_Directive:_
Pick out each line below containing "bullet".

_Exercise material:_
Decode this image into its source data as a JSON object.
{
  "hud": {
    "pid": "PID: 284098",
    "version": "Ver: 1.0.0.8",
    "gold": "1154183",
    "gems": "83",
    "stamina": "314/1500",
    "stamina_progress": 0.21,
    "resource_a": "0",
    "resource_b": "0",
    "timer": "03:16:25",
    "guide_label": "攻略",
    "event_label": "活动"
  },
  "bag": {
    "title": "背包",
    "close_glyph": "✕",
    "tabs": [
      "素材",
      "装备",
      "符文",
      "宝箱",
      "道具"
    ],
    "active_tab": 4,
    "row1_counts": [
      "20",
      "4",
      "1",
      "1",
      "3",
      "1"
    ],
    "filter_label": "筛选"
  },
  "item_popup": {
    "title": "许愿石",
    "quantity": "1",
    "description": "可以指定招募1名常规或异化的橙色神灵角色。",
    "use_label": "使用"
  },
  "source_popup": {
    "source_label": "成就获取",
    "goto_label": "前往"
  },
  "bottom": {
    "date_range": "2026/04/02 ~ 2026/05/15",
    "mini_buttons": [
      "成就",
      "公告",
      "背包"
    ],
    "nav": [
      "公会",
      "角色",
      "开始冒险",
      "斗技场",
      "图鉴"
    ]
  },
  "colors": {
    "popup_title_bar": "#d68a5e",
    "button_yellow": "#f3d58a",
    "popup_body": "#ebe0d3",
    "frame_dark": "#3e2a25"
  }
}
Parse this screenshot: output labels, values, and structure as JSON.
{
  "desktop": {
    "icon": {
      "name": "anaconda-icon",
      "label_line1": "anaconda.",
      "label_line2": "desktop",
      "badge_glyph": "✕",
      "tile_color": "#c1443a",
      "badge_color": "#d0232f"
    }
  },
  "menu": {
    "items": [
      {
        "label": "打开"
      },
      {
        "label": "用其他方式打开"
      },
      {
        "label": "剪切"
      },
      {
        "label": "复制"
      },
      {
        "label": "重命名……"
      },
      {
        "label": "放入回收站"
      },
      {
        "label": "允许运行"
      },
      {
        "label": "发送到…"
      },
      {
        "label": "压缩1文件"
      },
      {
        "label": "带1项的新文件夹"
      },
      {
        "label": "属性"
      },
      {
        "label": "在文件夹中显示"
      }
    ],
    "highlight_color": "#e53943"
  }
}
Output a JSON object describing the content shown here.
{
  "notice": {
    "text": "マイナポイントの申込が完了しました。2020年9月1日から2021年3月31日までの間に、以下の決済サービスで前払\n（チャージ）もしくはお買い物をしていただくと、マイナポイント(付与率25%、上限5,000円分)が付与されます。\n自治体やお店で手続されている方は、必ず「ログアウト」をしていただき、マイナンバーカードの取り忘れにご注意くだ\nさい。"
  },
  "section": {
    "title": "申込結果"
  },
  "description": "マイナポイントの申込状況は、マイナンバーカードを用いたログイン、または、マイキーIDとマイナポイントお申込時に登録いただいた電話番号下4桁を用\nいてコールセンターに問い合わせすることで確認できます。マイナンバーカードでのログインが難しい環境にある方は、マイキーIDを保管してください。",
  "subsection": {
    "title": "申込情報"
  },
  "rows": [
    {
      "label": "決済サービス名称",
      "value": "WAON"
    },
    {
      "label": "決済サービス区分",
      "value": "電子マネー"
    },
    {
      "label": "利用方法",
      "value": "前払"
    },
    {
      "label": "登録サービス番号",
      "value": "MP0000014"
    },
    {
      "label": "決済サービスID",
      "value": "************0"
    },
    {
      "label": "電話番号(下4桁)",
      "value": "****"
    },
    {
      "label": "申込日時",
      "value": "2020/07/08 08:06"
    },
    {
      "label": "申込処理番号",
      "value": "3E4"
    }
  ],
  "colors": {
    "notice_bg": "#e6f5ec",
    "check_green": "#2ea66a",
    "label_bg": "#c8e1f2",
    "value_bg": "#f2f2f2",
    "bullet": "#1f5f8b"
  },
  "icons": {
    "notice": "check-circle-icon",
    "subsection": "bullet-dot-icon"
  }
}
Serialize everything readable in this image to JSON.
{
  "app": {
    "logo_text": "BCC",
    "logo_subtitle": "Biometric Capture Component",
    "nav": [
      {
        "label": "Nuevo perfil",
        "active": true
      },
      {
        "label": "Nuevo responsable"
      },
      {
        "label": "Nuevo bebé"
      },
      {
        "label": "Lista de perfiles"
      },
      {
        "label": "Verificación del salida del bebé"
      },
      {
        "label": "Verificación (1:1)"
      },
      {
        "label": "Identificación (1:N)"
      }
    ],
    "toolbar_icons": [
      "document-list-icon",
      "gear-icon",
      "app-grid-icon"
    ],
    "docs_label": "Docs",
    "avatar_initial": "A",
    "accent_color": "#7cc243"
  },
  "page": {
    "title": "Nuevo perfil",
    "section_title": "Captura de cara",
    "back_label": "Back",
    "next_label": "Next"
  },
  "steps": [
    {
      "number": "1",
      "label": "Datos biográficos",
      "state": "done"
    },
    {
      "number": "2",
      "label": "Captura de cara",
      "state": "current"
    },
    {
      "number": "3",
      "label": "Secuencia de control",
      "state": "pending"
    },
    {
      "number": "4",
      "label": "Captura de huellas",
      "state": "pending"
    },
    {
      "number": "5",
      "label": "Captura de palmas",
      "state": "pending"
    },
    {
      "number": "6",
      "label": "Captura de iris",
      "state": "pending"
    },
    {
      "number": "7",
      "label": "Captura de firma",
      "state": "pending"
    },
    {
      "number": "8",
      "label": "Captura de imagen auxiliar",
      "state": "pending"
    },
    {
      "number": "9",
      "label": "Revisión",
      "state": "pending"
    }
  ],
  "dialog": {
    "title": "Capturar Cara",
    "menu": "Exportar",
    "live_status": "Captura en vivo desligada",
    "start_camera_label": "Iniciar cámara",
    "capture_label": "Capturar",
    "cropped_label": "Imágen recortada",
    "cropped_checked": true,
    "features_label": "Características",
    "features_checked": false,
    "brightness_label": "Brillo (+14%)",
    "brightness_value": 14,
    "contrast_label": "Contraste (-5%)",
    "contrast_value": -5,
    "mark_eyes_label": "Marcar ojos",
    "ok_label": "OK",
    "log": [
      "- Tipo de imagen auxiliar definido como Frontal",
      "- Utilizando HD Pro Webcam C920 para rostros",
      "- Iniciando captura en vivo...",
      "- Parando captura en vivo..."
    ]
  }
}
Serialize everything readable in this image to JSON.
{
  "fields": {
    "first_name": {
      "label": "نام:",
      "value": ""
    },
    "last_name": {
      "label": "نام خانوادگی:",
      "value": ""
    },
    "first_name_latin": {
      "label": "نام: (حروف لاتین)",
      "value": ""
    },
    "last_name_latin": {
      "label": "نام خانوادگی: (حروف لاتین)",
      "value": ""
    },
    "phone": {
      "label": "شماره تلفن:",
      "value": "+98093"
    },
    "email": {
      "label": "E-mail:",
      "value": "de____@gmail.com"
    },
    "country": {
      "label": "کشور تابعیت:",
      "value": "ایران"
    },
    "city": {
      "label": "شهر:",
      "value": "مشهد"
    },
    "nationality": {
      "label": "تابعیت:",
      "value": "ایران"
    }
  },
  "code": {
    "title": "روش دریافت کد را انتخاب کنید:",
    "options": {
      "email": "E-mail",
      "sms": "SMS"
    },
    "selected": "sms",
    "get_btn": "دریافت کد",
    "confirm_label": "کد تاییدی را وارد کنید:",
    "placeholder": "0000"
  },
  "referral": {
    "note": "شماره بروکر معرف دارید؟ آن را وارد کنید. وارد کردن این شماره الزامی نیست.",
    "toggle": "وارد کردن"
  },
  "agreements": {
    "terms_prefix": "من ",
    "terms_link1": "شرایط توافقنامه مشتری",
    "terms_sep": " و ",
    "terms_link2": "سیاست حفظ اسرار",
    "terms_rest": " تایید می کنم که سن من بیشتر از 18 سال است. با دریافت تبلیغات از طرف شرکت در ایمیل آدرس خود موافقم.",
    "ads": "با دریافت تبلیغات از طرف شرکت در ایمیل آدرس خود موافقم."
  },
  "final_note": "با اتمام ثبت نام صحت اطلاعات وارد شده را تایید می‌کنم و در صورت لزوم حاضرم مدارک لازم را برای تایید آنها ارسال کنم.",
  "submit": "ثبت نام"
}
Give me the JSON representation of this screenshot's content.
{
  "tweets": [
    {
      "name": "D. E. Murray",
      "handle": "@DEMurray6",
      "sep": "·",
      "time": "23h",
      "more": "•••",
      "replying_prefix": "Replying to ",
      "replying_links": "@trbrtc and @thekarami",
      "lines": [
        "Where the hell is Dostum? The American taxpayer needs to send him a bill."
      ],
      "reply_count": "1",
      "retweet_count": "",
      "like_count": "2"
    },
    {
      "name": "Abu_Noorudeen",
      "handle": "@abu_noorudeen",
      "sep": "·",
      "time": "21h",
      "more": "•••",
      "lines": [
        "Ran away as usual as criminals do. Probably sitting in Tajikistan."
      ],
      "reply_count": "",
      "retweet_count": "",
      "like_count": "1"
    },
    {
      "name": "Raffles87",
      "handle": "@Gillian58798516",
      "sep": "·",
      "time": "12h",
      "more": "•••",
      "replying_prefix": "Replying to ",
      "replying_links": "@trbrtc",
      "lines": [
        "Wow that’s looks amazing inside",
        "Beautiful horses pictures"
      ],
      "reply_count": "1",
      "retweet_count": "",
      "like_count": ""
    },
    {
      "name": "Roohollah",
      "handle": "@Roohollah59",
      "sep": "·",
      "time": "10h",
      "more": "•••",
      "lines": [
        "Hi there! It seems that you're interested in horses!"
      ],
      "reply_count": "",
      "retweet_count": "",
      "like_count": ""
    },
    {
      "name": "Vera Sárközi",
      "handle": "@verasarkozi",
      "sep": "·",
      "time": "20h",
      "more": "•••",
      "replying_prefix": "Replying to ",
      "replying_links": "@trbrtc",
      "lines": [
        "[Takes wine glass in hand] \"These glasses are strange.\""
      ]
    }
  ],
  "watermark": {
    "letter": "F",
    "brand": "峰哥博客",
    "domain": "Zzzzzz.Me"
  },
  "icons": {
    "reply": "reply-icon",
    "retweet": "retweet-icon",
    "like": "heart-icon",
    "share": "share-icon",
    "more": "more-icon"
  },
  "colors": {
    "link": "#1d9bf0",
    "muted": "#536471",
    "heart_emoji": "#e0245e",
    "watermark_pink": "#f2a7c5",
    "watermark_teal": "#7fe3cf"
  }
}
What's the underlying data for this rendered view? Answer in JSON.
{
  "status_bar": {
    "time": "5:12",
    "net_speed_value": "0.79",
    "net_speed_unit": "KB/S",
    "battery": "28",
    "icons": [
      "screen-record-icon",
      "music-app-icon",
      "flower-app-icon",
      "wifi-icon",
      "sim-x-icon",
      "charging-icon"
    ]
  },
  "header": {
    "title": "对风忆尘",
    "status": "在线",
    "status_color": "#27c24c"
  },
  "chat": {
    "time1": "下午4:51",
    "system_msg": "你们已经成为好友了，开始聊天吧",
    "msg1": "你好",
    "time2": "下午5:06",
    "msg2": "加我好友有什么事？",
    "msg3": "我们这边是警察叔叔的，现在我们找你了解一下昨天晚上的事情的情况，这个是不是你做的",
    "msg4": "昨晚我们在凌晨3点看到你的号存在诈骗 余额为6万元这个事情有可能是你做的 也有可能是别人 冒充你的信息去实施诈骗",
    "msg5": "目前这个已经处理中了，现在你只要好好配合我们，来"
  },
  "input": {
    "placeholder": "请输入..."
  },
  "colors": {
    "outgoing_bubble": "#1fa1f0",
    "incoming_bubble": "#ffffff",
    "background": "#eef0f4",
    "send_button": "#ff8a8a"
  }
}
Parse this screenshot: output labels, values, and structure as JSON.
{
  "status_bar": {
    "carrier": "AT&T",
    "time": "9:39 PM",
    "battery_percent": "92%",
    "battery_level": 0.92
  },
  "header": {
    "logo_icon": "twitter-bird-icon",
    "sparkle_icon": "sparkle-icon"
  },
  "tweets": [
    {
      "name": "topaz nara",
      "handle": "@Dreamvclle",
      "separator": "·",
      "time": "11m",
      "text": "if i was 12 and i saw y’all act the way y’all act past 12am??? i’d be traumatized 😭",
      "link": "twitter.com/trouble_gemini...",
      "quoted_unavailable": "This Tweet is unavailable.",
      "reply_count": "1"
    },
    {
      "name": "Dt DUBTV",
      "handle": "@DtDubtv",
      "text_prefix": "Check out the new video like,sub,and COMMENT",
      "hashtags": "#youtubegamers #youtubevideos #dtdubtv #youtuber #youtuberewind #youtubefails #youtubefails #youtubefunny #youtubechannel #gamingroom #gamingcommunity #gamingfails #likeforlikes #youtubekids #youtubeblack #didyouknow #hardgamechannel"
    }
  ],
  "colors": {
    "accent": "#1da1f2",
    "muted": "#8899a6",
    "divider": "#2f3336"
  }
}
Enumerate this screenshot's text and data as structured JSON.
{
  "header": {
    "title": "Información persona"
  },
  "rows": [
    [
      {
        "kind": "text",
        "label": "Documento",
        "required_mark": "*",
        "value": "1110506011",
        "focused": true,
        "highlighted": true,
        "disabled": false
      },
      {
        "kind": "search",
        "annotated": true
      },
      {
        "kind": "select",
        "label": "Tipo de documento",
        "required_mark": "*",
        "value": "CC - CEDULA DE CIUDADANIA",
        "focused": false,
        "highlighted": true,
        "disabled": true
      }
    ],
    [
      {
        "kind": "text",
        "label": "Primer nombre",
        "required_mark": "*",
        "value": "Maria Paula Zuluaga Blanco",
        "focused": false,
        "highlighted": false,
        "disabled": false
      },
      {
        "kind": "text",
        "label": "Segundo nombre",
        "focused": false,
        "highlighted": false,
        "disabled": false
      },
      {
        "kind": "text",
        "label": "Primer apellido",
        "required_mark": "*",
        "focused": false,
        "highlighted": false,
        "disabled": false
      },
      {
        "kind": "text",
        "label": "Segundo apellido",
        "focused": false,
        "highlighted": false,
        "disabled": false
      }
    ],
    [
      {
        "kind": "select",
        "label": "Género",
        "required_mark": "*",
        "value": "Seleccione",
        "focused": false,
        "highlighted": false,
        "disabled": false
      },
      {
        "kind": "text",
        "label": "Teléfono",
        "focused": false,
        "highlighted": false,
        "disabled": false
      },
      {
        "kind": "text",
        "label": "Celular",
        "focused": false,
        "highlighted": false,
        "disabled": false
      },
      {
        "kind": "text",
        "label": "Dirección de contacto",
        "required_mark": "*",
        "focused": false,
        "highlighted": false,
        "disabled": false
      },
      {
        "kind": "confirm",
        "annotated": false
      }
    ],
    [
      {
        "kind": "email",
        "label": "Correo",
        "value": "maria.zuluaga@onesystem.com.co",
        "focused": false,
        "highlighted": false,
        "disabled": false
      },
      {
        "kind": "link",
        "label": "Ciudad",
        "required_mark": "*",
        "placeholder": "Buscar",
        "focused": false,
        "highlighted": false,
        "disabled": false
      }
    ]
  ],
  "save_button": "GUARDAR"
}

_Solution to this task:_
    "bullet": "#1f5f8b"
    "subsection": "bullet-dot-icon"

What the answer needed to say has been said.